Find each line with "zajištěno" and copy it.

**Raw records:**
☆ ☆ ☆ ☆
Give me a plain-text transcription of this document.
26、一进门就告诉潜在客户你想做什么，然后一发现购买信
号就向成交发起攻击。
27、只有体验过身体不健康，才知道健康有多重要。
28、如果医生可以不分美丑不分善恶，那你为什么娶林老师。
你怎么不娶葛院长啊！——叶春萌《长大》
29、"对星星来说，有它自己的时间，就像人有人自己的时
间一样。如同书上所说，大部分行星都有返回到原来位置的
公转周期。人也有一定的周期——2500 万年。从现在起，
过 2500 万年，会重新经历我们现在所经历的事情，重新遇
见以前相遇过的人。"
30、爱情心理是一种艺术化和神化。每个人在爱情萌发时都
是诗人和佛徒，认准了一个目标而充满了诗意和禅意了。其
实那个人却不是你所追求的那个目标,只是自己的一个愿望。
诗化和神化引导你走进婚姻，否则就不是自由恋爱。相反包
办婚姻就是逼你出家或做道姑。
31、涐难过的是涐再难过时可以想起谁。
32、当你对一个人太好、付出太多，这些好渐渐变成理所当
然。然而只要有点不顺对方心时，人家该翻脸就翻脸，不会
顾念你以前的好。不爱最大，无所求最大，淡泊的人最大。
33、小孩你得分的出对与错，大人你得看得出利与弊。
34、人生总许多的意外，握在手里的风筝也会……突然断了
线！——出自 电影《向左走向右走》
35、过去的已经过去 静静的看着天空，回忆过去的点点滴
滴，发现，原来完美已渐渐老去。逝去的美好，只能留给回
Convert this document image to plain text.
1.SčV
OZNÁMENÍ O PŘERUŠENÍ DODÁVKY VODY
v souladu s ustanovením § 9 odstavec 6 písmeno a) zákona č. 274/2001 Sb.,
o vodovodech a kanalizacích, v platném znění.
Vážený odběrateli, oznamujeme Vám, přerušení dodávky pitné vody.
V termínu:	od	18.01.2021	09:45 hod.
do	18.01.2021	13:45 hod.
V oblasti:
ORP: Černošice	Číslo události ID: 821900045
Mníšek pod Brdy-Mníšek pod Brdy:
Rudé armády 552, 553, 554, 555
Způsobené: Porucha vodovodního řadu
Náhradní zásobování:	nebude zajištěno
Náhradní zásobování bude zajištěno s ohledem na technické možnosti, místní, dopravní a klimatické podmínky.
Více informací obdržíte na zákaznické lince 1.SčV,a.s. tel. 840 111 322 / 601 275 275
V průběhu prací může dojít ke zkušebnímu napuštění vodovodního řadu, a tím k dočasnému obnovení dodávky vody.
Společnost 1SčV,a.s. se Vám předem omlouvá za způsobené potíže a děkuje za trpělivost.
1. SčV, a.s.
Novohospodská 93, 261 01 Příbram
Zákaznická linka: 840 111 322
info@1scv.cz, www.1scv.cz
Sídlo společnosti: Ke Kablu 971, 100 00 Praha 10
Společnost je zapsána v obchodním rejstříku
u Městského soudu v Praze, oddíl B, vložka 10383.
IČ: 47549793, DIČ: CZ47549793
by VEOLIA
☆ ☆ ☆ ☆
**Solved problem:**
Náhradní zásobování:	nebude zajištěno
Náhradní zásobování bude zajištěno s ohledem na technické možnosti, místní, dopravní a klimatické podmínky.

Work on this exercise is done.